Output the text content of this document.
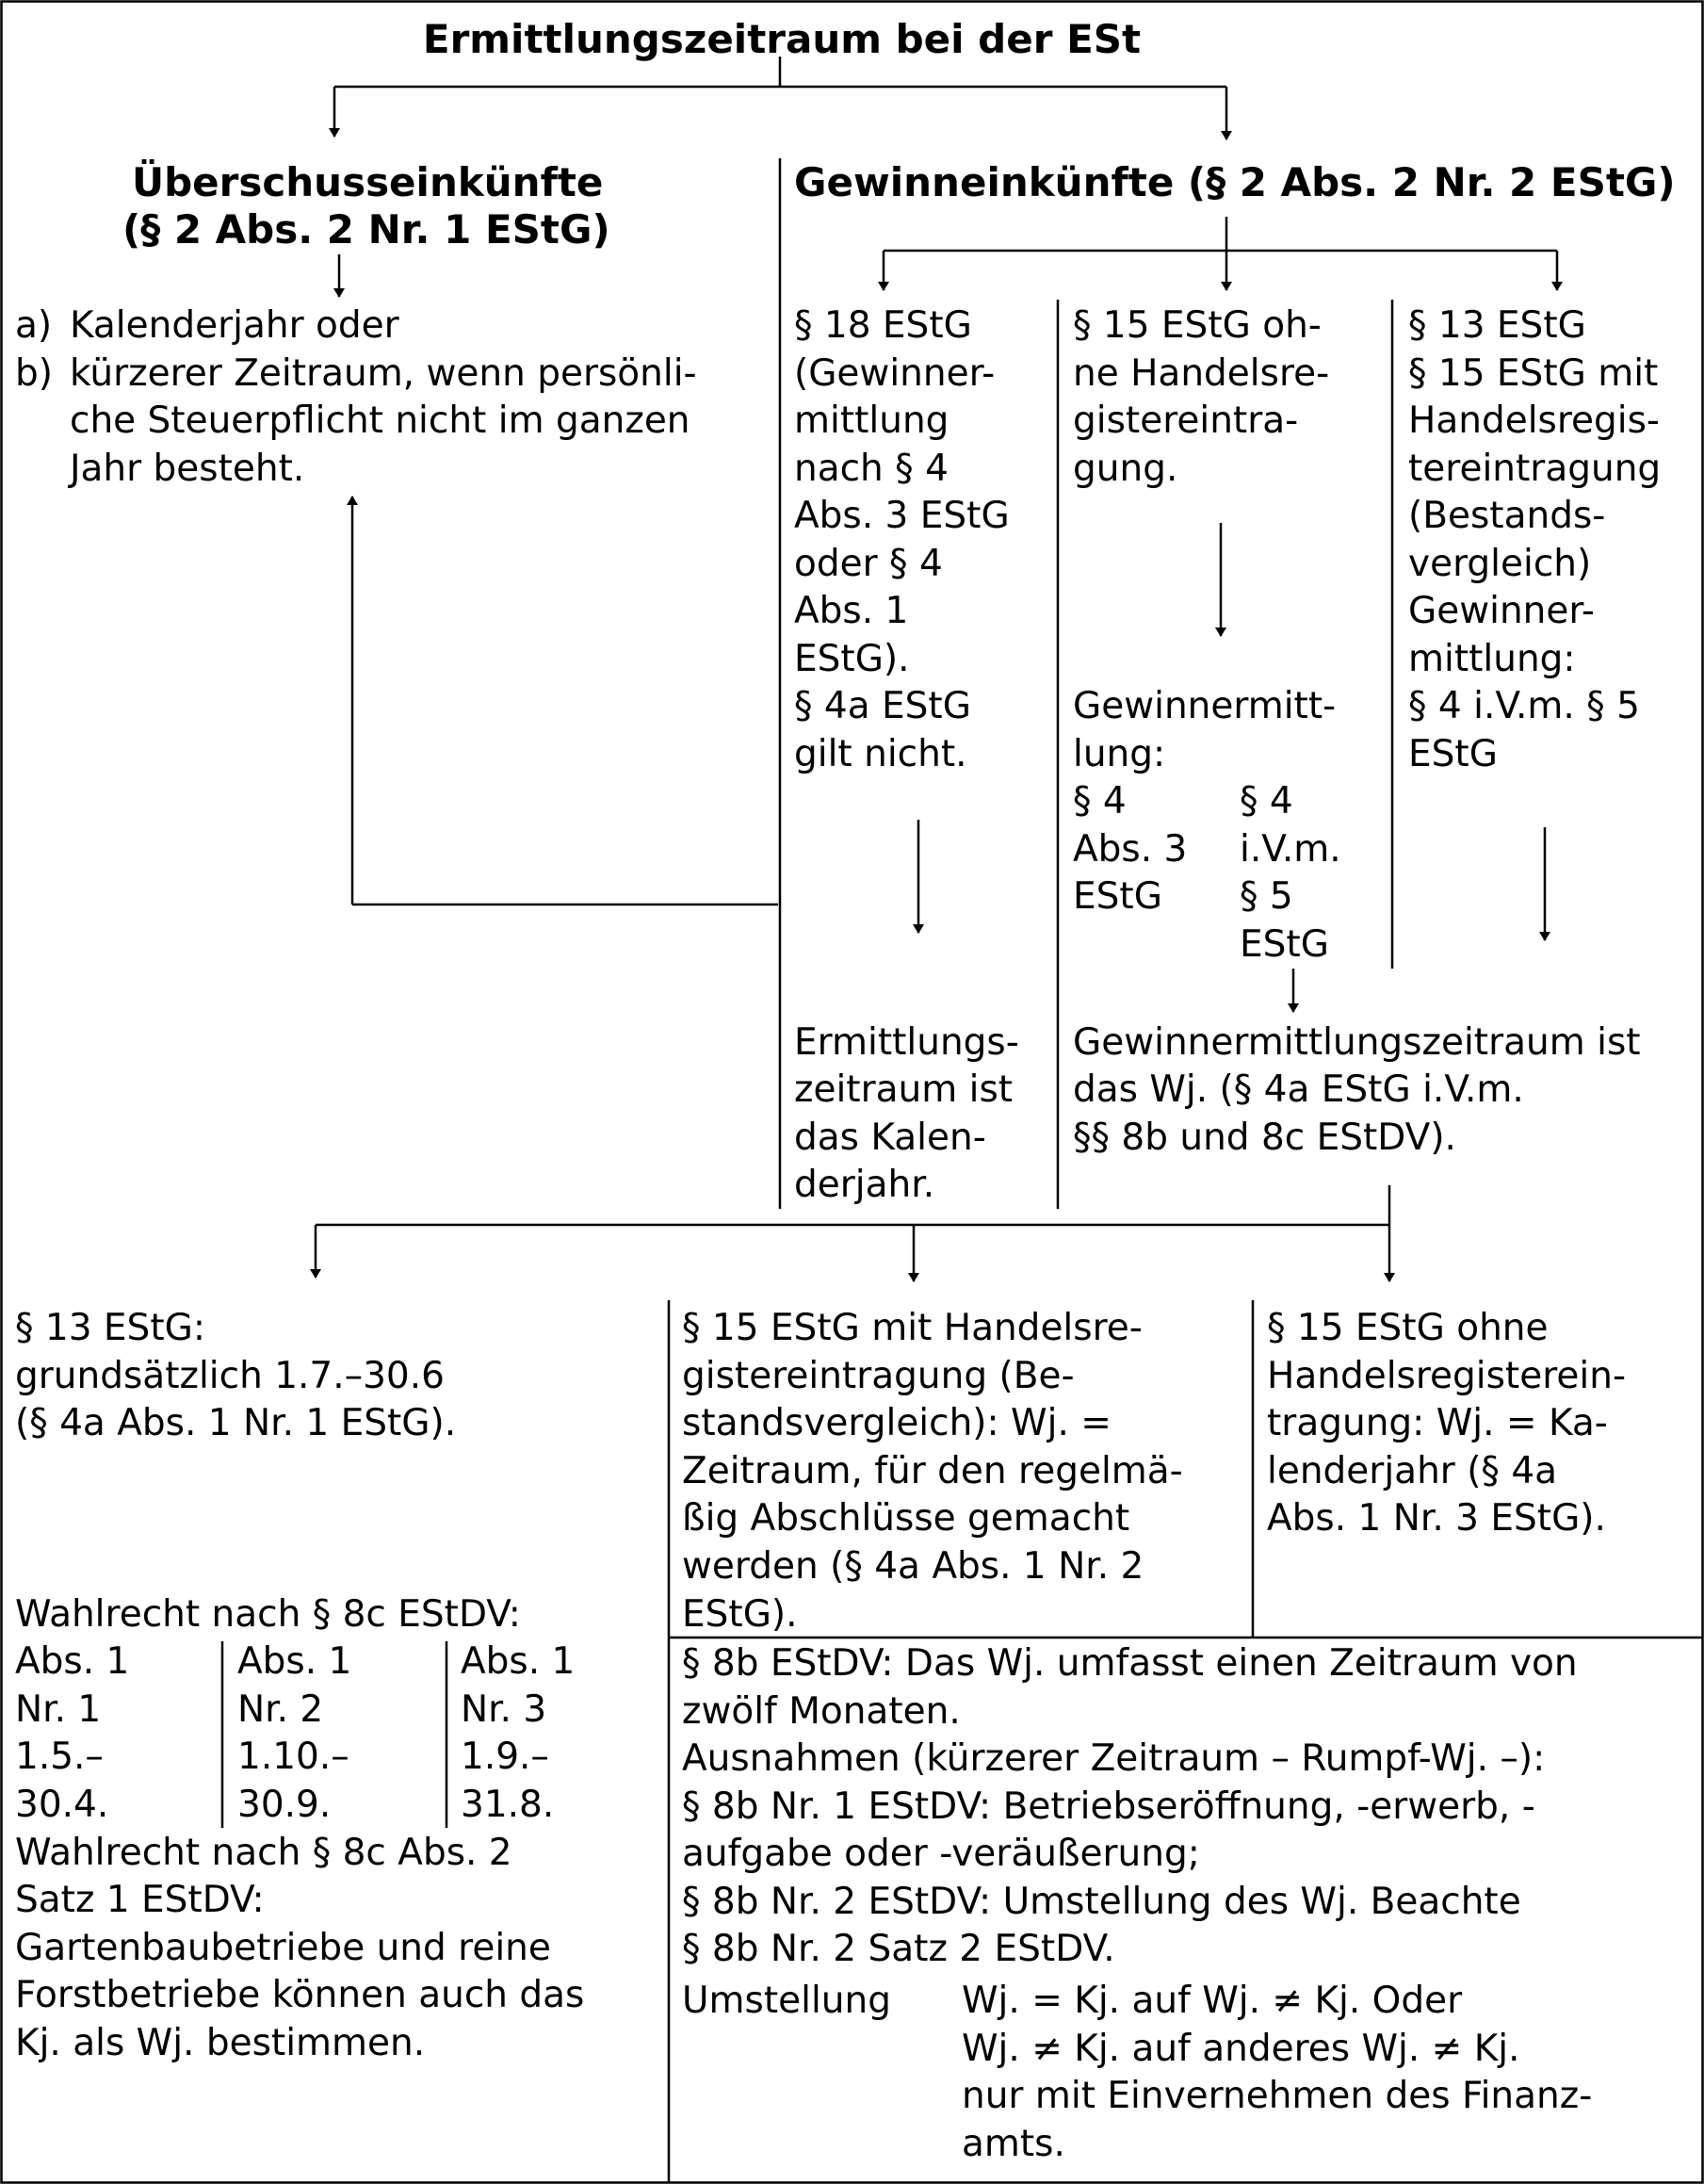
Ermittlungszeitraum bei der ESt
Überschusseinkünfte
(§ 2 Abs. 2 Nr. 1 EStG)
a) Kalenderjahr oder
b) kürzerer Zeitraum, wenn persönli-
che Steuerpflicht nicht im ganzen
Jahr besteht.
Gewinneinkünfte (§ 2 Abs. 2 Nr. 2 EStG)
§ 18 EStG
(Gewinner-
mittlung
nach § 4
Abs. 3 EStG
oder § 4
Abs. 1
EStG).
§ 4a EStG
gilt nicht.
Ermittlungs-
zeitraum ist
das Kalen-
derjahr.
§ 15 EStG oh-
ne Handelsre-
gistereintra-
gung.
Gewinnermitt-
lung:
§ 4
Abs. 3
EStG
§ 4
i.V.m.
§ 5
EStG
§ 13 EStG
§ 15 EStG mit
Handelsregis-
tereintragung
(Bestands-
vergleich)
Gewinner-
mittlung:
§ 4 i.V.m. § 5
EStG
Gewinnermittlungszeitraum ist
das Wj. (§ 4a EStG i.V.m.
§§ 8b und 8c EStDV).
§ 13 EStG:
grundsätzlich 1.7.–30.6
(§ 4a Abs. 1 Nr. 1 EStG).
Wahlrecht nach § 8c EStDV:
Abs. 1
Nr. 1
1.5.–
30.4.
Abs. 1
Nr. 2
1.10.–
30.9.
Abs. 1
Nr. 3
1.9.–
31.8.
Wahlrecht nach § 8c Abs. 2
Satz 1 EStDV:
Gartenbaubetriebe und reine
Forstbetriebe können auch das
Kj. als Wj. bestimmen.
§ 15 EStG mit Handelsre-
gistereintragung (Be-
standsvergleich): Wj. =
Zeitraum, für den regelmä-
ßig Abschlüsse gemacht
werden (§ 4a Abs. 1 Nr. 2
EStG).
§ 15 EStG ohne
Handelsregisterein-
tragung: Wj. = Ka-
lenderjahr (§ 4a
Abs. 1 Nr. 3 EStG).
§ 8b EStDV: Das Wj. umfasst einen Zeitraum von
zwölf Monaten.
Ausnahmen (kürzerer Zeitraum – Rumpf-Wj. –):
§ 8b Nr. 1 EStDV: Betriebseröffnung, -erwerb, -
aufgabe oder -veräußerung;
§ 8b Nr. 2 EStDV: Umstellung des Wj. Beachte
§ 8b Nr. 2 Satz 2 EStDV.
Umstellung Wj. = Kj. auf Wj. ≠ Kj. Oder
Wj. ≠ Kj. auf anderes Wj. ≠ Kj.
nur mit Einvernehmen des Finanz-
amts.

○ ○ ○

_Challenge_: Calculate how many lines of the material include the string "Umstellung", and state that number by itself.

_Exercise result_: 2